• Short task: Select from the data all lines with the word "color".

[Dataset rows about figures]

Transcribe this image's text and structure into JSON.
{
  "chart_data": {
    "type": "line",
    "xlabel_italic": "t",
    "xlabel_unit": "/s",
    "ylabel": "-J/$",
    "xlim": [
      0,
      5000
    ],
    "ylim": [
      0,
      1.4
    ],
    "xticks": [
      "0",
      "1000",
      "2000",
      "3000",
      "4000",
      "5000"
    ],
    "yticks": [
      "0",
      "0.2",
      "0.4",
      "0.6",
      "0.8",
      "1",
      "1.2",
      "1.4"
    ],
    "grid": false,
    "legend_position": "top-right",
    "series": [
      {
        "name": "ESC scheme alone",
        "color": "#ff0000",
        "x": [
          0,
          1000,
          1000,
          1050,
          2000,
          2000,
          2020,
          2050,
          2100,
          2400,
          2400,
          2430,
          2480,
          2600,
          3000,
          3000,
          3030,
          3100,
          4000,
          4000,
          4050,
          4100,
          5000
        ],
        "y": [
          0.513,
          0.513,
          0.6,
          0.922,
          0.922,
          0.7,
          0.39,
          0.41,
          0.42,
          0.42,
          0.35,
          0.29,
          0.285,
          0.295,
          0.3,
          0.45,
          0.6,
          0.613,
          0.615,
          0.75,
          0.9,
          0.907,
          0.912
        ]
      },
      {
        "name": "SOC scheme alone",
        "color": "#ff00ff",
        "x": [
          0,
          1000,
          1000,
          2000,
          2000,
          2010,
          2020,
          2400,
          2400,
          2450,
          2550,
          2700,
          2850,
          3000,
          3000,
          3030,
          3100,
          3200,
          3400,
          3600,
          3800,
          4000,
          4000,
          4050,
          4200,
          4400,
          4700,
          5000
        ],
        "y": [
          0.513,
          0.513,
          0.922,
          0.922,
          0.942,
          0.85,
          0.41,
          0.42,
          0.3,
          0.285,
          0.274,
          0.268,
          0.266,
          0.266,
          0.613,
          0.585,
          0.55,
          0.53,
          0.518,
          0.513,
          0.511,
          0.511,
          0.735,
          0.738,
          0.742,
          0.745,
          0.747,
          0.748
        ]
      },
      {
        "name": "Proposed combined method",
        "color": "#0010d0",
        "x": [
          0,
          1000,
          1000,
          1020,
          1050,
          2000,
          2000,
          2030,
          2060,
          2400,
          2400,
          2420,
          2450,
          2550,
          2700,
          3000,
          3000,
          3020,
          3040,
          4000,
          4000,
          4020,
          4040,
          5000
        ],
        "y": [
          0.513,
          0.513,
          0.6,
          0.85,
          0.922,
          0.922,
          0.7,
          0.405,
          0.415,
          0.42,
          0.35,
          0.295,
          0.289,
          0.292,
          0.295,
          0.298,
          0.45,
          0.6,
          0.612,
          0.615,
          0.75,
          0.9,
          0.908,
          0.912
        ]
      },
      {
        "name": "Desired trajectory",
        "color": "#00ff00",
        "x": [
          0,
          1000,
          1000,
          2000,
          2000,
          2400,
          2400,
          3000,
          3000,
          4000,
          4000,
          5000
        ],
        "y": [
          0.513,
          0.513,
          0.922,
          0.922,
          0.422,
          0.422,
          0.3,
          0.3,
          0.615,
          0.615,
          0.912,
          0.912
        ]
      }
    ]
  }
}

• Solution:
        "color": "#ff0000",
        "color": "#ff00ff",
        "color": "#0010d0",
        "color": "#00ff00",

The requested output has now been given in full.